EXERCISE REQUIREMENTS: Could you output each line of the data that follows exactly?

#### SUPPLIED DATA

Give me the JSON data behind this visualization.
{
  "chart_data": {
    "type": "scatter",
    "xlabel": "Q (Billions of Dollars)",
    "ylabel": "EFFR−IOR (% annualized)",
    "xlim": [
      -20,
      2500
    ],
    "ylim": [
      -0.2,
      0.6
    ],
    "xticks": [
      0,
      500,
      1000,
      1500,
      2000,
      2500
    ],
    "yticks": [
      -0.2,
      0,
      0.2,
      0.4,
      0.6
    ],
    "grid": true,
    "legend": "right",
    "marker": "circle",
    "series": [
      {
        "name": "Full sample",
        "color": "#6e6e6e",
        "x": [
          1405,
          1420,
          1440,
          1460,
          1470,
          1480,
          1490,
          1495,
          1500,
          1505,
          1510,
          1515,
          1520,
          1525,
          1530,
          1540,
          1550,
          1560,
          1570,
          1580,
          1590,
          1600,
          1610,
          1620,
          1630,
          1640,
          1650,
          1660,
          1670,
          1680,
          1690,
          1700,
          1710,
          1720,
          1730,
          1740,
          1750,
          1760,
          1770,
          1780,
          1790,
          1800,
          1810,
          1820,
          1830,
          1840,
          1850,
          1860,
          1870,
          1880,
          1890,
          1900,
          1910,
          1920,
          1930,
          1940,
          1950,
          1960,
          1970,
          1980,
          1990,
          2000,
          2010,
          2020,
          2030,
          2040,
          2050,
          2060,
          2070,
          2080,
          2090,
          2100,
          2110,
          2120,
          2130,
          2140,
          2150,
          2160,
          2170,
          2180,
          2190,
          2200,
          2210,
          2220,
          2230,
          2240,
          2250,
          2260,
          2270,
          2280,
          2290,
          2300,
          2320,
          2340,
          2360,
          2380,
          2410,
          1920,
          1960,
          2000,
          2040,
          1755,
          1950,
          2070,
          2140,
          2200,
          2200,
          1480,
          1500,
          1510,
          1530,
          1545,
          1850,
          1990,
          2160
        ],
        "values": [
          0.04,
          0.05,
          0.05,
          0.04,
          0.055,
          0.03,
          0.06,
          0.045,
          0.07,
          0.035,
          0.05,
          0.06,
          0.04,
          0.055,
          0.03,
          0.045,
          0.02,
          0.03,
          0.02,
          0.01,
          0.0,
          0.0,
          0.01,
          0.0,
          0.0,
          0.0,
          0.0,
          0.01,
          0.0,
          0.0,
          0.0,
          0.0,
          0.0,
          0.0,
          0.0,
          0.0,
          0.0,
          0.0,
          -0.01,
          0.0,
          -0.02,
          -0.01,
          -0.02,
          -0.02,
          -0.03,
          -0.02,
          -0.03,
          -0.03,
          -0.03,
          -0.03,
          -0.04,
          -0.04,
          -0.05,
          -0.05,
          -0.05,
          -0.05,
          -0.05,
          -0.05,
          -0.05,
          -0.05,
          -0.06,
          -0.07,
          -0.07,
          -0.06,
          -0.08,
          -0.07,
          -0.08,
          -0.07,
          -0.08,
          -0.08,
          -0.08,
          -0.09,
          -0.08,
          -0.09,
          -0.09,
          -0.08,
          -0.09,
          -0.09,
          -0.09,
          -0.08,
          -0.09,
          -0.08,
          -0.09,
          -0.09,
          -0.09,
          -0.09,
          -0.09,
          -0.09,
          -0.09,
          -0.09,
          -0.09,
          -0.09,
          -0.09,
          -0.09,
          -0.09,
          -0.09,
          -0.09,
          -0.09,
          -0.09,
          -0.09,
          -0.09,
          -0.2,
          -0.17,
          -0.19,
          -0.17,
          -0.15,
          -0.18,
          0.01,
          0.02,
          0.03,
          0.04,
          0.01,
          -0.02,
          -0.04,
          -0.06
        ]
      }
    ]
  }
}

########

TASK RESULT:
Give me the JSON data behind this visualization.
{
  "chart_data": {
    "type": "scatter",
    "xlabel": "Q (Billions of Dollars)",
    "ylabel": "EFFR−IOR (% annualized)",
    "xlim": [
      -20,
      2500
    ],
    "ylim": [
      -0.2,
      0.6
    ],
    "xticks": [
      0,
      500,
      1000,
      1500,
      2000,
      2500
    ],
    "yticks": [
      -0.2,
      0,
      0.2,
      0.4,
      0.6
    ],
    "grid": true,
    "legend": "right",
    "marker": "circle",
    "series": [
      {
        "name": "Full sample",
        "color": "#6e6e6e",
        "x": [
          1405,
          1420,
          1440,
          1460,
          1470,
          1480,
          1490,
          1495,
          1500,
          1505,
          1510,
          1515,
          1520,
          1525,
          1530,
          1540,
          1550,
          1560,
          1570,
          1580,
          1590,
          1600,
          1610,
          1620,
          1630,
          1640,
          1650,
          1660,
          1670,
          1680,
          1690,
          1700,
          1710,
          1720,
          1730,
          1740,
          1750,
          1760,
          1770,
          1780,
          1790,
          1800,
          1810,
          1820,
          1830,
          1840,
          1850,
          1860,
          1870,
          1880,
          1890,
          1900,
          1910,
          1920,
          1930,
          1940,
          1950,
          1960,
          1970,
          1980,
          1990,
          2000,
          2010,
          2020,
          2030,
          2040,
          2050,
          2060,
          2070,
          2080,
          2090,
          2100,
          2110,
          2120,
          2130,
          2140,
          2150,
          2160,
          2170,
          2180,
          2190,
          2200,
          2210,
          2220,
          2230,
          2240,
          2250,
          2260,
          2270,
          2280,
          2290,
          2300,
          2320,
          2340,
          2360,
          2380,
          2410,
          1920,
          1960,
          2000,
          2040,
          1755,
          1950,
          2070,
          2140,
          2200,
          2200,
          1480,
          1500,
          1510,
          1530,
          1545,
          1850,
          1990,
          2160
        ],
        "values": [
          0.04,
          0.05,
          0.05,
          0.04,
          0.055,
          0.03,
          0.06,
          0.045,
          0.07,
          0.035,
          0.05,
          0.06,
          0.04,
          0.055,
          0.03,
          0.045,
          0.02,
          0.03,
          0.02,
          0.01,
          0.0,
          0.0,
          0.01,
          0.0,
          0.0,
          0.0,
          0.0,
          0.01,
          0.0,
          0.0,
          0.0,
          0.0,
          0.0,
          0.0,
          0.0,
          0.0,
          0.0,
          0.0,
          -0.01,
          0.0,
          -0.02,
          -0.01,
          -0.02,
          -0.02,
          -0.03,
          -0.02,
          -0.03,
          -0.03,
          -0.03,
          -0.03,
          -0.04,
          -0.04,
          -0.05,
          -0.05,
          -0.05,
          -0.05,
          -0.05,
          -0.05,
          -0.05,
          -0.05,
          -0.06,
          -0.07,
          -0.07,
          -0.06,
          -0.08,
          -0.07,
          -0.08,
          -0.07,
          -0.08,
          -0.08,
          -0.08,
          -0.09,
          -0.08,
          -0.09,
          -0.09,
          -0.08,
          -0.09,
          -0.09,
          -0.09,
          -0.08,
          -0.09,
          -0.08,
          -0.09,
          -0.09,
          -0.09,
          -0.09,
          -0.09,
          -0.09,
          -0.09,
          -0.09,
          -0.09,
          -0.09,
          -0.09,
          -0.09,
          -0.09,
          -0.09,
          -0.09,
          -0.09,
          -0.09,
          -0.09,
          -0.09,
          -0.2,
          -0.17,
          -0.19,
          -0.17,
          -0.15,
          -0.18,
          0.01,
          0.02,
          0.03,
          0.04,
          0.01,
          -0.02,
          -0.04,
          -0.06
        ]
      }
    ]
  }
}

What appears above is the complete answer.